Set problem: Tally the lines containing the word "Tomar" and give the total alone.

==== Dataset records ====

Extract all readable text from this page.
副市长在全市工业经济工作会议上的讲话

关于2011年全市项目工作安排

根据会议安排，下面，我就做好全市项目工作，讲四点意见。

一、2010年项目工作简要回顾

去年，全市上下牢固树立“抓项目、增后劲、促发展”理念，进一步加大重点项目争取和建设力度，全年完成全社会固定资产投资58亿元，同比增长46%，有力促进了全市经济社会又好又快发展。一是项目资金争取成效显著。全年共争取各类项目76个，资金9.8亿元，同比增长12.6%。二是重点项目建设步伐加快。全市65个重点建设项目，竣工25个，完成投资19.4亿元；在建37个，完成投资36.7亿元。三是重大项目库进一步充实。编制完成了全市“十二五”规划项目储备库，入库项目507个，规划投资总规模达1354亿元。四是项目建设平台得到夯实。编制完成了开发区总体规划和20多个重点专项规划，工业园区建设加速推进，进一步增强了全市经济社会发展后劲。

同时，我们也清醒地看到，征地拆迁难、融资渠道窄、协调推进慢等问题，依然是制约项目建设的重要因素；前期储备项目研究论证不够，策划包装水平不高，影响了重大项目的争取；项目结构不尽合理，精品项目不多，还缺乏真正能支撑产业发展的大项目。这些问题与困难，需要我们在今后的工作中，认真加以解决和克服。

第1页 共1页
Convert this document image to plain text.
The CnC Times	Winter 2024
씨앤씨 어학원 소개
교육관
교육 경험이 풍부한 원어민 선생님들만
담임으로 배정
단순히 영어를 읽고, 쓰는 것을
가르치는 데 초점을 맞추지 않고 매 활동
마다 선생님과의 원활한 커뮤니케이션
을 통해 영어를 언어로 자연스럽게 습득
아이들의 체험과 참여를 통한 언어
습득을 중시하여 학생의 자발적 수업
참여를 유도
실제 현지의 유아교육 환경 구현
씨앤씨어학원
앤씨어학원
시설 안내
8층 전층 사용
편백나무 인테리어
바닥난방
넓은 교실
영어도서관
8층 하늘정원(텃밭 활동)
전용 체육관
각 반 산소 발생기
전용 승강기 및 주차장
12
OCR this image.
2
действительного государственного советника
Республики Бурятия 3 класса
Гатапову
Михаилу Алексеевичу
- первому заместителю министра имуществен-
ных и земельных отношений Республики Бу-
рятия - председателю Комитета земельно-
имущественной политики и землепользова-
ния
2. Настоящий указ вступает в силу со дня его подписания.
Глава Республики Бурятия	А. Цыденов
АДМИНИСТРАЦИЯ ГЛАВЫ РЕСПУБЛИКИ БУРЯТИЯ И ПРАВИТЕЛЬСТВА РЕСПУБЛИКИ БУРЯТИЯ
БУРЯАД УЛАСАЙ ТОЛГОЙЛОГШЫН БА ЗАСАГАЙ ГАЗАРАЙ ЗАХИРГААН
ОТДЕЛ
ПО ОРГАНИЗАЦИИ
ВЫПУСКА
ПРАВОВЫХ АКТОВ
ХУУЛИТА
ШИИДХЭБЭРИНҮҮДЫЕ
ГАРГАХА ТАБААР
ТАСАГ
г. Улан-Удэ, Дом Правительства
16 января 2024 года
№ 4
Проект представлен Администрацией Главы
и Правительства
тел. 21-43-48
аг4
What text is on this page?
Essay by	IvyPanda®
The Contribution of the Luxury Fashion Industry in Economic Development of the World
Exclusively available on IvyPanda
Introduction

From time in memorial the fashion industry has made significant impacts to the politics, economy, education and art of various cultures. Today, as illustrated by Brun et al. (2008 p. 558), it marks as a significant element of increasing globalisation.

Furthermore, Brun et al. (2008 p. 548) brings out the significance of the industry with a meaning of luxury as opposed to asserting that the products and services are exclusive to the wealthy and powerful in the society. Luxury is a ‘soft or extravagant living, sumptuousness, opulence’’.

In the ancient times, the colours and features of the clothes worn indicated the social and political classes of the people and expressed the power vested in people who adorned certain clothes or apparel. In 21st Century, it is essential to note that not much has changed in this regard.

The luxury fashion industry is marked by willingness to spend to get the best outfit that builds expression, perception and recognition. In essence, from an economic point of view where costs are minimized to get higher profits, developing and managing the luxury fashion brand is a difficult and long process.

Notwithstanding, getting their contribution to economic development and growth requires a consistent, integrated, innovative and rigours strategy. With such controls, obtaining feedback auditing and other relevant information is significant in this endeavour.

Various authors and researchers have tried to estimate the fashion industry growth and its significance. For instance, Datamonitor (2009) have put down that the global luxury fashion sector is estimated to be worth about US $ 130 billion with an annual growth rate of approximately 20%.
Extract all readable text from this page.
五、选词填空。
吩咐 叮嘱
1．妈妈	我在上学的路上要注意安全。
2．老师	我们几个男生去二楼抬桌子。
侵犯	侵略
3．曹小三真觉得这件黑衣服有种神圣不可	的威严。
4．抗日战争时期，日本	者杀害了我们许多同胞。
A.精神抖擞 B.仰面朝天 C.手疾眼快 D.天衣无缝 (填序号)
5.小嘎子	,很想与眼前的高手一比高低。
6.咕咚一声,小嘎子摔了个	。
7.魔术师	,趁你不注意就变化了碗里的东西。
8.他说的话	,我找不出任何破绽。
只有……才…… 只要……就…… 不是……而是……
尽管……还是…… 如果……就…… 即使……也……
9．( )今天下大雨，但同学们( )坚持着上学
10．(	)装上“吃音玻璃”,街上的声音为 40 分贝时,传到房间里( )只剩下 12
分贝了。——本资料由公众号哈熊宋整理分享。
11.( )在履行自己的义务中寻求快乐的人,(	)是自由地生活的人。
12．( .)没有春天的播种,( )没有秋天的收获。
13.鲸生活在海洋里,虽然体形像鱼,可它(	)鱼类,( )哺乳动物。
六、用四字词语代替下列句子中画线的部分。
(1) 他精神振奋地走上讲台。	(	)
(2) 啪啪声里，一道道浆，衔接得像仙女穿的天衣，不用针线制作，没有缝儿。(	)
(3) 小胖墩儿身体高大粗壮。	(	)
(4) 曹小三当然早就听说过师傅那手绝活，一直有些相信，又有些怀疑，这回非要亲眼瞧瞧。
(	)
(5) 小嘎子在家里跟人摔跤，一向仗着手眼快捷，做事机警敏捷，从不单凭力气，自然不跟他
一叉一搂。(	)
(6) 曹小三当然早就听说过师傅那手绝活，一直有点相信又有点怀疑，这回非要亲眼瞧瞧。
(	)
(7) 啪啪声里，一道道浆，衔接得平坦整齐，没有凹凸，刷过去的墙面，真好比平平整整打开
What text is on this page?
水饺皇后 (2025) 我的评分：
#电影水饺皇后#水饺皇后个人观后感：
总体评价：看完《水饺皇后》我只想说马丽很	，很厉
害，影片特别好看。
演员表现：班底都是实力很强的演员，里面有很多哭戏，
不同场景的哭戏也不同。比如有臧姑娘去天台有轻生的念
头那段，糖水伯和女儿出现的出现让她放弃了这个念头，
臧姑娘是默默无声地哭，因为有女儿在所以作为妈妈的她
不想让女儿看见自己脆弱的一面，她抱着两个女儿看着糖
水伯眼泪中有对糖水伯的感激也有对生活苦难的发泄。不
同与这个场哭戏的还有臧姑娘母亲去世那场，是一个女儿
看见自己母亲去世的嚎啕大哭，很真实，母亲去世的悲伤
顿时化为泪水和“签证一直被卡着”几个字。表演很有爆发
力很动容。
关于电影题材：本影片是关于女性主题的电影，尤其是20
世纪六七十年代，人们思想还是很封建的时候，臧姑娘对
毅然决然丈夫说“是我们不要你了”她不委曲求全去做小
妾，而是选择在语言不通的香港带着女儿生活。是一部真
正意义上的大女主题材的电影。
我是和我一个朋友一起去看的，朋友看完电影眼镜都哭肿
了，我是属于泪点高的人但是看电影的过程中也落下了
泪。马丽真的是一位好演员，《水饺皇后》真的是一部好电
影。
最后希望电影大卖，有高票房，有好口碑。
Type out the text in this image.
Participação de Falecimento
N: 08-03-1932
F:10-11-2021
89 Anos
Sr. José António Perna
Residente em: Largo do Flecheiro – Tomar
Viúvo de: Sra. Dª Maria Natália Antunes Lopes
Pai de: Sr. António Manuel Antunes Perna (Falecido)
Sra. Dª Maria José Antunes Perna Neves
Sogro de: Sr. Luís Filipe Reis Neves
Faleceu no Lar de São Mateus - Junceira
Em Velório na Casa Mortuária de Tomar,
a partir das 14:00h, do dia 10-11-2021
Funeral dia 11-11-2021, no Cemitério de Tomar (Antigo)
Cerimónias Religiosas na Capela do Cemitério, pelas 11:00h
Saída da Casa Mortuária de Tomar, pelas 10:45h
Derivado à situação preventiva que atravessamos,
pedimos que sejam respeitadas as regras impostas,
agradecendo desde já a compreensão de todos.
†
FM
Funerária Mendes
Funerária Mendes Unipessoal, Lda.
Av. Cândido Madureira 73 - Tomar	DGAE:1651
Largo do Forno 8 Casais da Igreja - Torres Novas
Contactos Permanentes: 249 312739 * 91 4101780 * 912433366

====

Written solution: 5